— start —

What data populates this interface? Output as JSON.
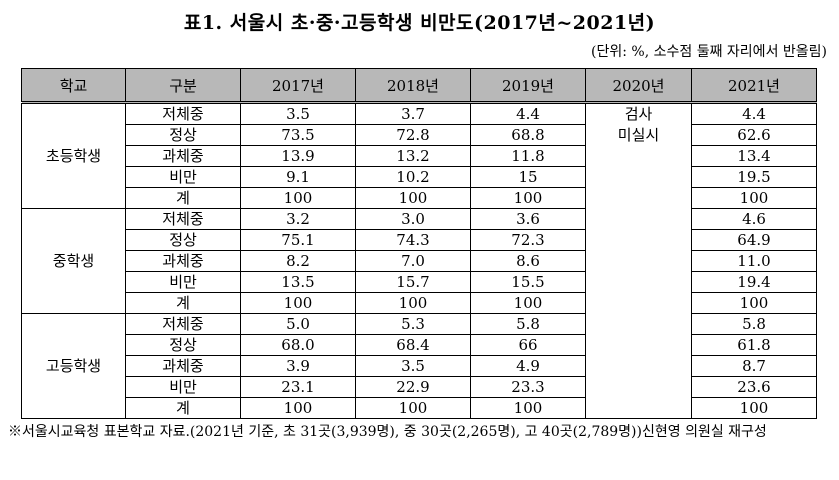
{
  "title": "표1. 서울시 초·중·고등학생 비만도(2017년~2021년)",
  "unit": "(단위: %, 소수점 둘째 자리에서 반올림)",
  "columns": [
    "학교",
    "구분",
    "2017년",
    "2018년",
    "2019년",
    "2020년",
    "2021년"
  ],
  "note_2020": [
    "검사",
    "미실시"
  ],
  "groups": [
    {
      "school": "초등학생",
      "rows": [
        {
          "category": "저체중",
          "v2017": "3.5",
          "v2018": "3.7",
          "v2019": "4.4",
          "v2021": "4.4"
        },
        {
          "category": "정상",
          "v2017": "73.5",
          "v2018": "72.8",
          "v2019": "68.8",
          "v2021": "62.6"
        },
        {
          "category": "과체중",
          "v2017": "13.9",
          "v2018": "13.2",
          "v2019": "11.8",
          "v2021": "13.4"
        },
        {
          "category": "비만",
          "v2017": "9.1",
          "v2018": "10.2",
          "v2019": "15",
          "v2021": "19.5"
        },
        {
          "category": "계",
          "v2017": "100",
          "v2018": "100",
          "v2019": "100",
          "v2021": "100"
        }
      ]
    },
    {
      "school": "중학생",
      "rows": [
        {
          "category": "저체중",
          "v2017": "3.2",
          "v2018": "3.0",
          "v2019": "3.6",
          "v2021": "4.6"
        },
        {
          "category": "정상",
          "v2017": "75.1",
          "v2018": "74.3",
          "v2019": "72.3",
          "v2021": "64.9"
        },
        {
          "category": "과체중",
          "v2017": "8.2",
          "v2018": "7.0",
          "v2019": "8.6",
          "v2021": "11.0"
        },
        {
          "category": "비만",
          "v2017": "13.5",
          "v2018": "15.7",
          "v2019": "15.5",
          "v2021": "19.4"
        },
        {
          "category": "계",
          "v2017": "100",
          "v2018": "100",
          "v2019": "100",
          "v2021": "100"
        }
      ]
    },
    {
      "school": "고등학생",
      "rows": [
        {
          "category": "저체중",
          "v2017": "5.0",
          "v2018": "5.3",
          "v2019": "5.8",
          "v2021": "5.8"
        },
        {
          "category": "정상",
          "v2017": "68.0",
          "v2018": "68.4",
          "v2019": "66",
          "v2021": "61.8"
        },
        {
          "category": "과체중",
          "v2017": "3.9",
          "v2018": "3.5",
          "v2019": "4.9",
          "v2021": "8.7"
        },
        {
          "category": "비만",
          "v2017": "23.1",
          "v2018": "22.9",
          "v2019": "23.3",
          "v2021": "23.6"
        },
        {
          "category": "계",
          "v2017": "100",
          "v2018": "100",
          "v2019": "100",
          "v2021": "100"
        }
      ]
    }
  ],
  "footnote": "※서울시교육청 표본학교 자료.(2021년 기준, 초 31곳(3,939명), 중 30곳(2,265명), 고 40곳(2,789명))신현영 의원실 재구성"
}
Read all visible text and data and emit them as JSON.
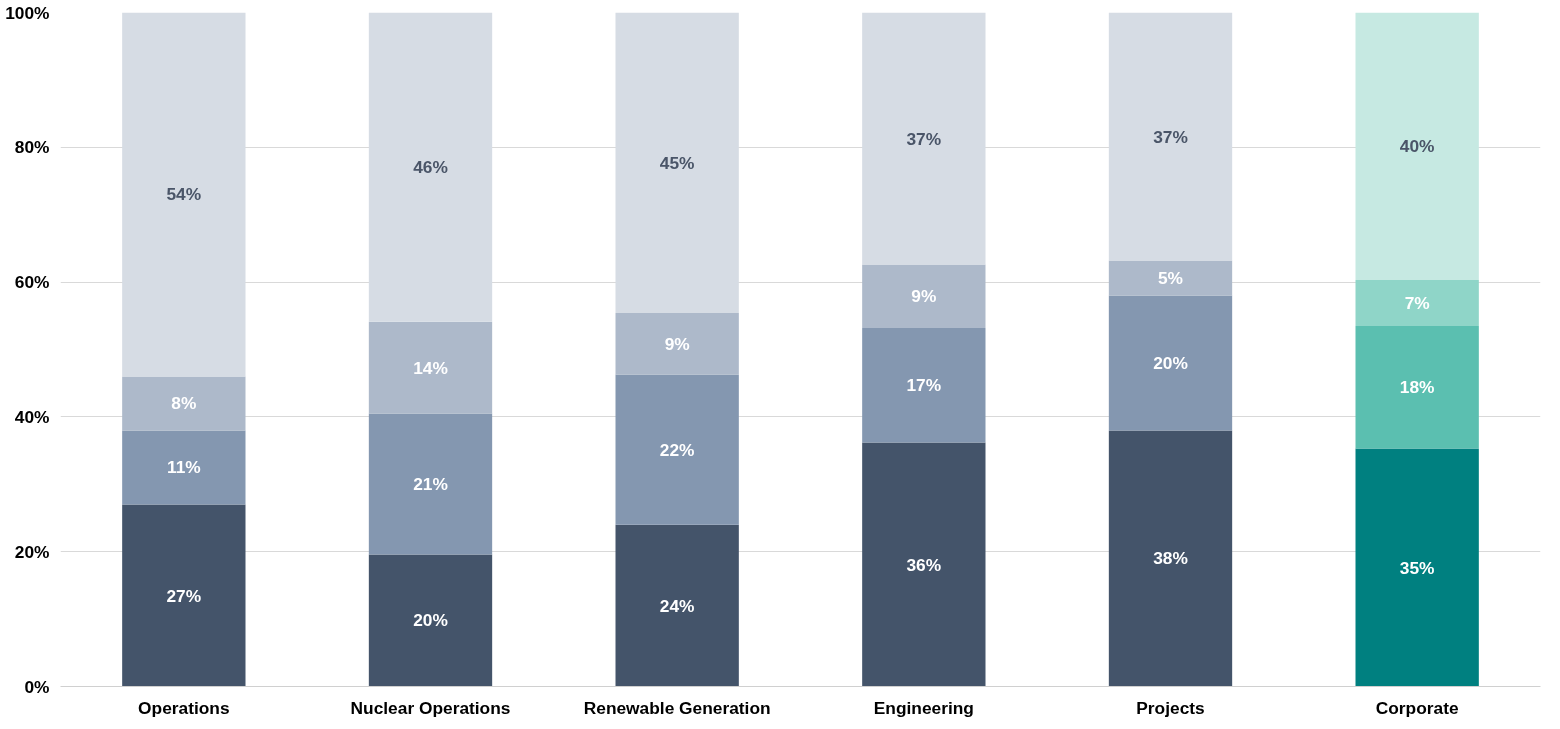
{
  "chart_data": {
    "type": "bar",
    "stacked": true,
    "categories": [
      "Operations",
      "Nuclear Operations",
      "Renewable Generation",
      "Engineering",
      "Projects",
      "Corporate"
    ],
    "series": [
      {
        "colors": [
          "#44546a",
          "#44546a",
          "#44546a",
          "#44546a",
          "#44546a",
          "#008080"
        ],
        "values": [
          27,
          19.6,
          24,
          36.2,
          38,
          35.3
        ],
        "value_labels": [
          "27%",
          "20%",
          "24%",
          "36%",
          "38%",
          "35%"
        ]
      },
      {
        "colors": [
          "#8497b0",
          "#8497b0",
          "#8497b0",
          "#8497b0",
          "#8497b0",
          "#5bbfb0"
        ],
        "values": [
          11,
          20.9,
          22.3,
          17,
          20,
          18.2
        ],
        "value_labels": [
          "11%",
          "21%",
          "22%",
          "17%",
          "20%",
          "18%"
        ]
      },
      {
        "colors": [
          "#adb9ca",
          "#adb9ca",
          "#adb9ca",
          "#adb9ca",
          "#adb9ca",
          "#8fd5c8"
        ],
        "values": [
          8,
          13.6,
          9.1,
          9.4,
          5.2,
          6.8
        ],
        "value_labels": [
          "8%",
          "14%",
          "9%",
          "9%",
          "5%",
          "7%"
        ]
      },
      {
        "colors": [
          "#d6dce4",
          "#d6dce4",
          "#d6dce4",
          "#d6dce4",
          "#d6dce4",
          "#c6e9e2"
        ],
        "values": [
          54,
          45.9,
          44.6,
          37.4,
          36.8,
          39.7
        ],
        "value_labels": [
          "54%",
          "46%",
          "45%",
          "37%",
          "37%",
          "40%"
        ]
      }
    ],
    "ylim": [
      0,
      100
    ],
    "yticks": [
      {
        "value": 0,
        "label": "0%"
      },
      {
        "value": 20,
        "label": "20%"
      },
      {
        "value": 40,
        "label": "40%"
      },
      {
        "value": 60,
        "label": "60%"
      },
      {
        "value": 80,
        "label": "80%"
      },
      {
        "value": 100,
        "label": "100%"
      }
    ],
    "grid": "y"
  }
}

— end —

### Task objective:
Your answer should be a single number: the count of lines containing the word "JSON".

### Answer in full:
2